_Input for this task_
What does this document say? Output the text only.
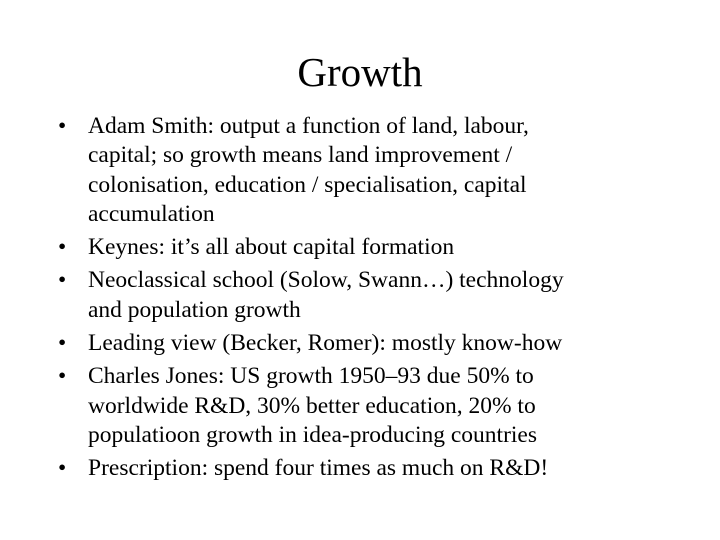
Growth
• Adam Smith: output a function of land, labour,
capital; so growth means land improvement /
colonisation, education / specialisation, capital
accumulation
• Keynes: it’s all about capital formation
• Neoclassical school (Solow, Swann…) technology
and population growth
• Leading view (Becker, Romer): mostly know-how
• Charles Jones: US growth 1950–93 due 50% to
worldwide R&D, 30% better education, 20% to
populatioon growth in idea-producing countries
• Prescription: spend four times as much on R&D!
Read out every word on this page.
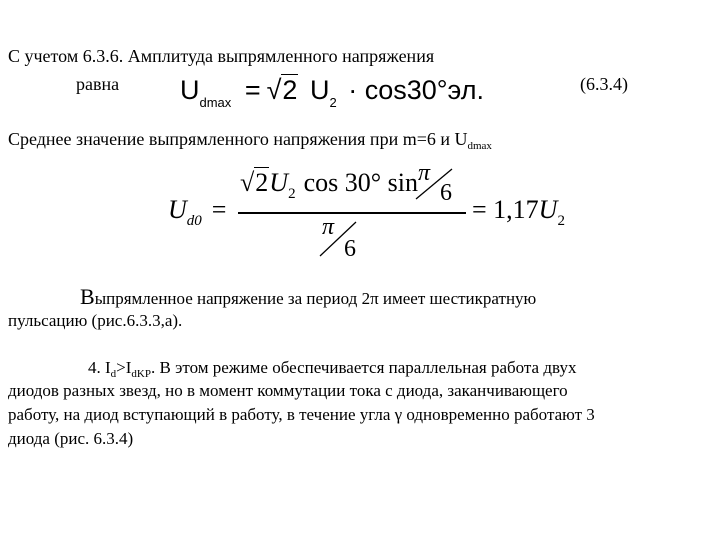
С учетом 6.3.6. Амплитуда выпрямленного напряжения
равна $U_{dmax} = √2$ $U_2 \cdot \cos 30^\circ эл$.	(6.3.4)
Среднее значение выпрямленного напряжения при m=6 и $U_{dmax}$
Ud0 =
√2U2 cos 30° sin π
6
π
6
= 1,17U2
Выпрямленное напряжение за период 2π имеет шестикратную
пульсацию (рис.6.3.3,а).
4. $I_d>I_{dKP}$. В этом режиме обеспечивается параллельная работа двух
диодов разных звезд, но в момент коммутации тока с диода, заканчивающего
работу, на диод вступающий в работу, в течение угла γ одновременно работают 3
диода (рис. 6.3.4)
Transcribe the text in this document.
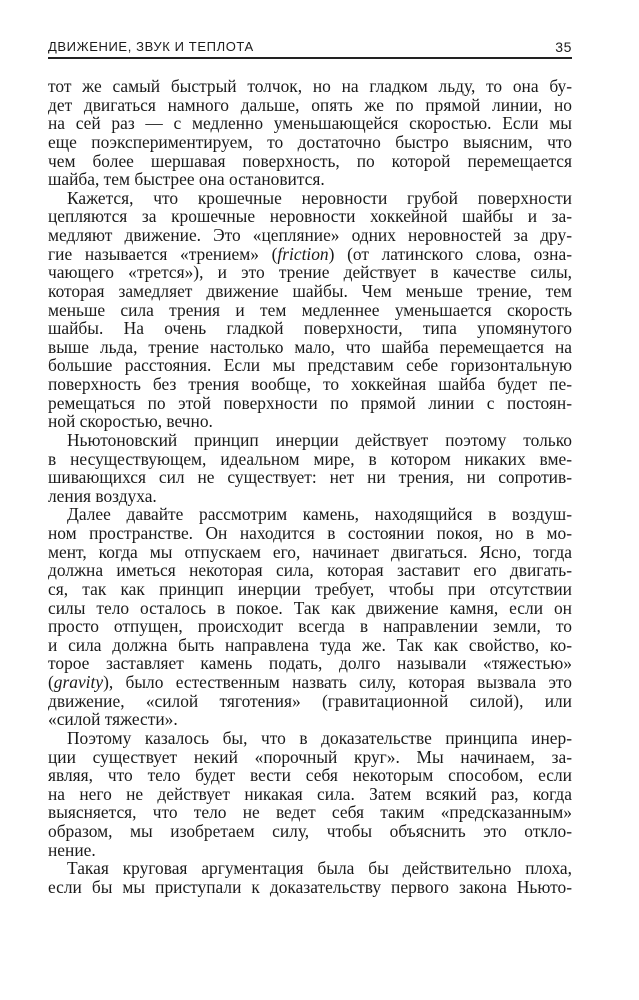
ДВИЖЕНИЕ, ЗВУК И ТЕПЛОТА	35
тот же самый быстрый толчок, но на гладком льду, то она бу-
дет двигаться намного дальше, опять же по прямой линии, но
на сей раз — с медленно уменьшающейся скоростью. Если мы
еще поэкспериментируем, то достаточно быстро выясним, что
чем более шершавая поверхность, по которой перемещается
шайба, тем быстрее она остановится.
Кажется, что крошечные неровности грубой поверхности
цепляются за крошечные неровности хоккейной шайбы и за-
медляют движение. Это «цепляние» одних неровностей за дру-
гие называется «трением» (friction) (от латинского слова, озна-
чающего «трется»), и это трение действует в качестве силы,
которая замедляет движение шайбы. Чем меньше трение, тем
меньше сила трения и тем медленнее уменьшается скорость
шайбы. На очень гладкой поверхности, типа упомянутого
выше льда, трение настолько мало, что шайба перемещается на
большие расстояния. Если мы представим себе горизонтальную
поверхность без трения вообще, то хоккейная шайба будет пе-
ремещаться по этой поверхности по прямой линии с постоян-
ной скоростью, вечно.
Ньютоновский принцип инерции действует поэтому только
в несуществующем, идеальном мире, в котором никаких вме-
шивающихся сил не существует: нет ни трения, ни сопротив-
ления воздуха.
Далее давайте рассмотрим камень, находящийся в воздуш-
ном пространстве. Он находится в состоянии покоя, но в мо-
мент, когда мы отпускаем его, начинает двигаться. Ясно, тогда
должна иметься некоторая сила, которая заставит его двигать-
ся, так как принцип инерции требует, чтобы при отсутствии
силы тело осталось в покое. Так как движение камня, если он
просто отпущен, происходит всегда в направлении земли, то
и сила должна быть направлена туда же. Так как свойство, ко-
торое заставляет камень подать, долго называли «тяжестью»
(gravity), было естественным назвать силу, которая вызвала это
движение, «силой тяготения» (гравитационной силой), или
«силой тяжести».
Поэтому казалось бы, что в доказательстве принципа инер-
ции существует некий «порочный круг». Мы начинаем, за-
являя, что тело будет вести себя некоторым способом, если
на него не действует никакая сила. Затем всякий раз, когда
выясняется, что тело не ведет себя таким «предсказанным»
образом, мы изобретаем силу, чтобы объяснить это откло-
нение.
Такая круговая аргументация была бы действительно плоха,
если бы мы приступали к доказательству первого закона Ньюто-
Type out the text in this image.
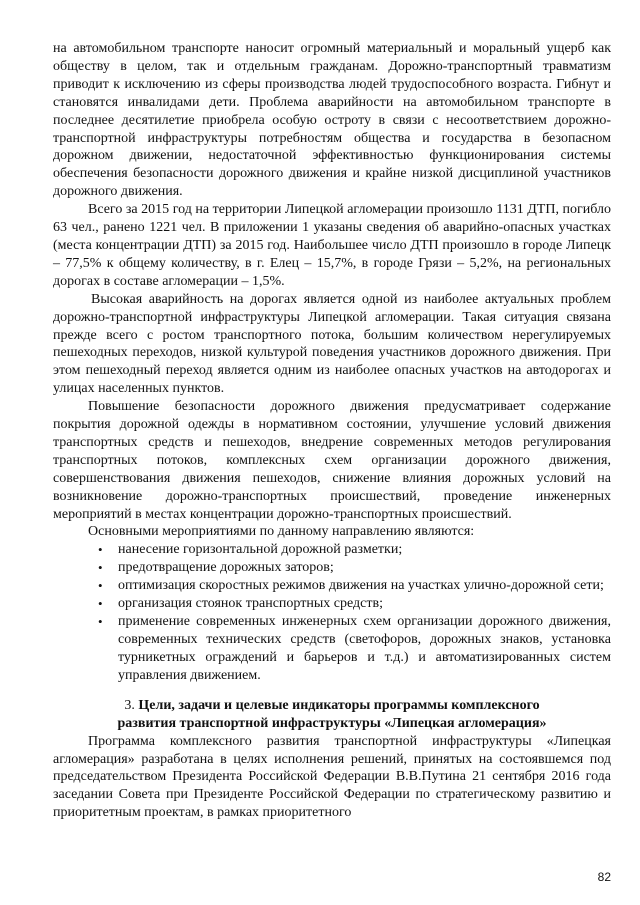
на автомобильном транспорте наносит огромный материальный и моральный ущерб как обществу в целом, так и отдельным гражданам. Дорожно-транспортный травматизм приводит к исключению из сферы производства людей трудоспособного возраста. Гибнут и становятся инвалидами дети. Проблема аварийности на автомобильном транспорте в последнее десятилетие приобрела особую остроту в связи с несоответствием дорожно-транспортной инфраструктуры потребностям общества и государства в безопасном дорожном движении, недостаточной эффективностью функционирования системы обеспечения безопасности дорожного движения и крайне низкой дисциплиной участников дорожного движения.

Всего за 2015 год на территории Липецкой агломерации произошло 1131 ДТП, погибло 63 чел., ранено 1221 чел. В приложении 1 указаны сведения об аварийно-опасных участках (места концентрации ДТП) за 2015 год. Наибольшее число ДТП произошло в городе Липецк – 77,5% к общему количеству, в г. Елец – 15,7%, в городе Грязи – 5,2%, на региональных дорогах в составе агломерации – 1,5%.

Высокая аварийность на дорогах является одной из наиболее актуальных проблем дорожно-транспортной инфраструктуры Липецкой агломерации. Такая ситуация связана прежде всего с ростом транспортного потока, большим количеством нерегулируемых пешеходных переходов, низкой культурой поведения участников дорожного движения. При этом пешеходный переход является одним из наиболее опасных участков на автодорогах и улицах населенных пунктов.

Повышение безопасности дорожного движения предусматривает содержание покрытия дорожной одежды в нормативном состоянии, улучшение условий движения транспортных средств и пешеходов, внедрение современных методов регулирования транспортных потоков, комплексных схем организации дорожного движения, совершенствования движения пешеходов, снижение влияния дорожных условий на возникновение дорожно-транспортных происшествий, проведение инженерных мероприятий в местах концентрации дорожно-транспортных происшествий.

Основными мероприятиями по данному направлению являются:

• нанесение горизонтальной дорожной разметки;
• предотвращение дорожных заторов;
• оптимизация скоростных режимов движения на участках улично-дорожной сети;
• организация стоянок транспортных средств;
• применение современных инженерных схем организации дорожного движения, современных технических средств (светофоров, дорожных знаков, установка турникетных ограждений и барьеров и т.д.) и автоматизированных систем управления движением.
3. Цели, задачи и целевые индикаторы программы комплексного
развития транспортной инфраструктуры «Липецкая агломерация»

Программа комплексного развития транспортной инфраструктуры «Липецкая агломерация» разработана в целях исполнения решений, принятых на состоявшемся под председательством Президента Российской Федерации В.В.Путина 21 сентября 2016 года заседании Совета при Президенте Российской Федерации по стратегическому развитию и приоритетным проектам, в рамках приоритетного

82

_Exercise_
Transcribe the entries above verbatim, omitting their pictures.

_Task answer_
What does this document say? Output the text only.
Growth
• Adam Smith: output a function of land, labour,
capital; so growth means land improvement /
colonisation, education / specialisation, capital
accumulation
• Keynes: it’s all about capital formation
• Neoclassical school (Solow, Swann…) technology
and population growth
• Leading view (Becker, Romer): mostly know-how
• Charles Jones: US growth 1950–93 due 50% to
worldwide R&D, 30% better education, 20% to
populatioon growth in idea-producing countries
• Prescription: spend four times as much on R&D!
Read out every word on this page.
С учетом 6.3.6. Амплитуда выпрямленного напряжения
равна $U_{dmax} = √2$ $U_2 \cdot \cos 30^\circ эл$.	(6.3.4)
Среднее значение выпрямленного напряжения при m=6 и $U_{dmax}$
Ud0 =
√2U2 cos 30° sin π
6
π
6
= 1,17U2
Выпрямленное напряжение за период 2π имеет шестикратную
пульсацию (рис.6.3.3,а).
4. $I_d>I_{dKP}$. В этом режиме обеспечивается параллельная работа двух
диодов разных звезд, но в момент коммутации тока с диода, заканчивающего
работу, на диод вступающий в работу, в течение угла γ одновременно работают 3
диода (рис. 6.3.4)
Transcribe the text in this document.
ДВИЖЕНИЕ, ЗВУК И ТЕПЛОТА	35
тот же самый быстрый толчок, но на гладком льду, то она бу-
дет двигаться намного дальше, опять же по прямой линии, но
на сей раз — с медленно уменьшающейся скоростью. Если мы
еще поэкспериментируем, то достаточно быстро выясним, что
чем более шершавая поверхность, по которой перемещается
шайба, тем быстрее она остановится.
Кажется, что крошечные неровности грубой поверхности
цепляются за крошечные неровности хоккейной шайбы и за-
медляют движение. Это «цепляние» одних неровностей за дру-
гие называется «трением» (friction) (от латинского слова, озна-
чающего «трется»), и это трение действует в качестве силы,
которая замедляет движение шайбы. Чем меньше трение, тем
меньше сила трения и тем медленнее уменьшается скорость
шайбы. На очень гладкой поверхности, типа упомянутого
выше льда, трение настолько мало, что шайба перемещается на
большие расстояния. Если мы представим себе горизонтальную
поверхность без трения вообще, то хоккейная шайба будет пе-
ремещаться по этой поверхности по прямой линии с постоян-
ной скоростью, вечно.
Ньютоновский принцип инерции действует поэтому только
в несуществующем, идеальном мире, в котором никаких вме-
шивающихся сил не существует: нет ни трения, ни сопротив-
ления воздуха.
Далее давайте рассмотрим камень, находящийся в воздуш-
ном пространстве. Он находится в состоянии покоя, но в мо-
мент, когда мы отпускаем его, начинает двигаться. Ясно, тогда
должна иметься некоторая сила, которая заставит его двигать-
ся, так как принцип инерции требует, чтобы при отсутствии
силы тело осталось в покое. Так как движение камня, если он
просто отпущен, происходит всегда в направлении земли, то
и сила должна быть направлена туда же. Так как свойство, ко-
торое заставляет камень подать, долго называли «тяжестью»
(gravity), было естественным назвать силу, которая вызвала это
движение, «силой тяготения» (гравитационной силой), или
«силой тяжести».
Поэтому казалось бы, что в доказательстве принципа инер-
ции существует некий «порочный круг». Мы начинаем, за-
являя, что тело будет вести себя некоторым способом, если
на него не действует никакая сила. Затем всякий раз, когда
выясняется, что тело не ведет себя таким «предсказанным»
образом, мы изобретаем силу, чтобы объяснить это откло-
нение.
Такая круговая аргументация была бы действительно плоха,
если бы мы приступали к доказательству первого закона Ньюто-
Type out the text in this image.
на автомобильном транспорте наносит огромный материальный и моральный ущерб как обществу в целом, так и отдельным гражданам. Дорожно-транспортный травматизм приводит к исключению из сферы производства людей трудоспособного возраста. Гибнут и становятся инвалидами дети. Проблема аварийности на автомобильном транспорте в последнее десятилетие приобрела особую остроту в связи с несоответствием дорожно-транспортной инфраструктуры потребностям общества и государства в безопасном дорожном движении, недостаточной эффективностью функционирования системы обеспечения безопасности дорожного движения и крайне низкой дисциплиной участников дорожного движения.

Всего за 2015 год на территории Липецкой агломерации произошло 1131 ДТП, погибло 63 чел., ранено 1221 чел. В приложении 1 указаны сведения об аварийно-опасных участках (места концентрации ДТП) за 2015 год. Наибольшее число ДТП произошло в городе Липецк – 77,5% к общему количеству, в г. Елец – 15,7%, в городе Грязи – 5,2%, на региональных дорогах в составе агломерации – 1,5%.

Высокая аварийность на дорогах является одной из наиболее актуальных проблем дорожно-транспортной инфраструктуры Липецкой агломерации. Такая ситуация связана прежде всего с ростом транспортного потока, большим количеством нерегулируемых пешеходных переходов, низкой культурой поведения участников дорожного движения. При этом пешеходный переход является одним из наиболее опасных участков на автодорогах и улицах населенных пунктов.

Повышение безопасности дорожного движения предусматривает содержание покрытия дорожной одежды в нормативном состоянии, улучшение условий движения транспортных средств и пешеходов, внедрение современных методов регулирования транспортных потоков, комплексных схем организации дорожного движения, совершенствования движения пешеходов, снижение влияния дорожных условий на возникновение дорожно-транспортных происшествий, проведение инженерных мероприятий в местах концентрации дорожно-транспортных происшествий.

Основными мероприятиями по данному направлению являются:

• нанесение горизонтальной дорожной разметки;
• предотвращение дорожных заторов;
• оптимизация скоростных режимов движения на участках улично-дорожной сети;
• организация стоянок транспортных средств;
• применение современных инженерных схем организации дорожного движения, современных технических средств (светофоров, дорожных знаков, установка турникетных ограждений и барьеров и т.д.) и автоматизированных систем управления движением.
3. Цели, задачи и целевые индикаторы программы комплексного
развития транспортной инфраструктуры «Липецкая агломерация»

Программа комплексного развития транспортной инфраструктуры «Липецкая агломерация» разработана в целях исполнения решений, принятых на состоявшемся под председательством Президента Российской Федерации В.В.Путина 21 сентября 2016 года заседании Совета при Президенте Российской Федерации по стратегическому развитию и приоритетным проектам, в рамках приоритетного

82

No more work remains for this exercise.